→ **Provided entries**:
[Begin]

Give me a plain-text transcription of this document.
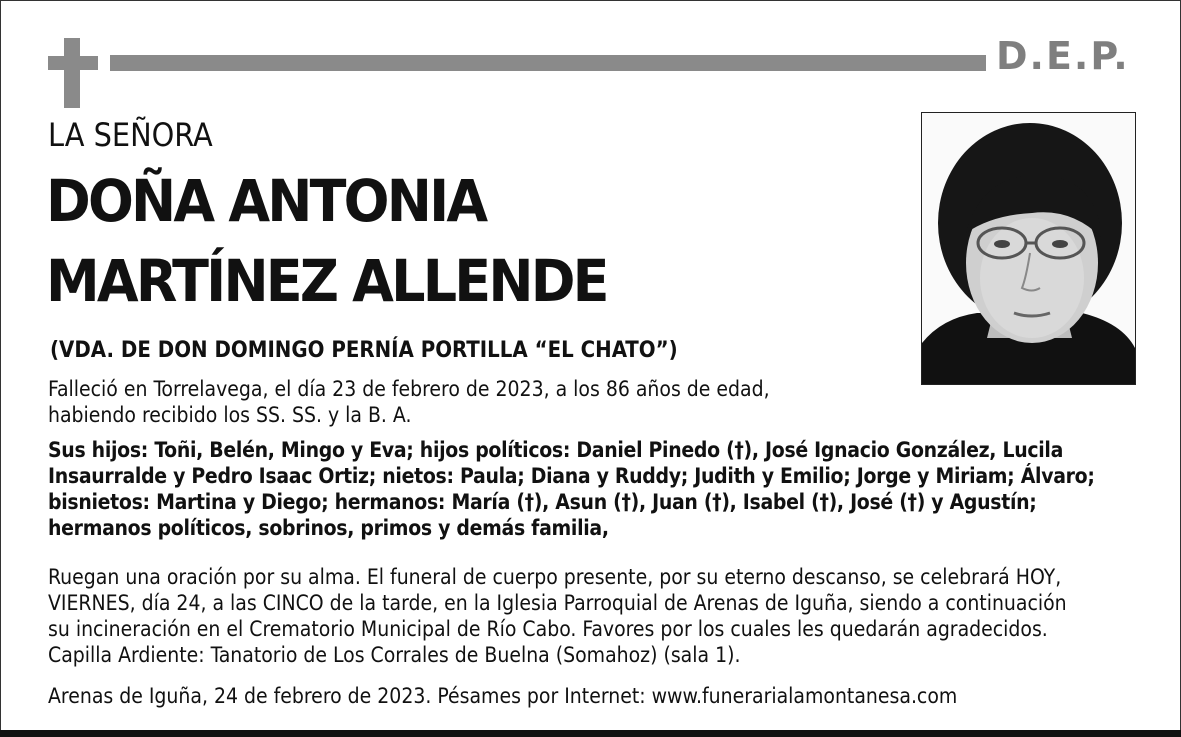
D.E.P.
LA SEÑORA
DOÑA ANTONIA
MARTÍNEZ ALLENDE
(VDA. DE DON DOMINGO PERNÍA PORTILLA “EL CHATO”)
Falleció en Torrelavega, el día 23 de febrero de 2023, a los 86 años de edad,
habiendo recibido los SS. SS. y la B. A.
Sus hijos: Toñi, Belén, Mingo y Eva; hijos políticos: Daniel Pinedo (†), José Ignacio González, Lucila
Insaurralde y Pedro Isaac Ortiz; nietos: Paula; Diana y Ruddy; Judith y Emilio; Jorge y Miriam; Álvaro;
bisnietos: Martina y Diego; hermanos: María (†), Asun (†), Juan (†), Isabel (†), José (†) y Agustín;
hermanos políticos, sobrinos, primos y demás familia,
Ruegan una oración por su alma. El funeral de cuerpo presente, por su eterno descanso, se celebrará HOY,
VIERNES, día 24, a las CINCO de la tarde, en la Iglesia Parroquial de Arenas de Iguña, siendo a continuación
su incineración en el Crematorio Municipal de Río Cabo. Favores por los cuales les quedarán agradecidos.
Capilla Ardiente: Tanatorio de Los Corrales de Buelna (Somahoz) (sala 1).
Arenas de Iguña, 24 de febrero de 2023. Pésames por Internet: www.funerarialamontanesa.com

[End]

Identify each line of the material where the word "febrero" shows up, and copy it.

Falleció en Torrelavega, el día 23 de febrero de 2023, a los 86 años de edad,
Arenas de Iguña, 24 de febrero de 2023. Pésames por Internet: www.funerarialamontanesa.com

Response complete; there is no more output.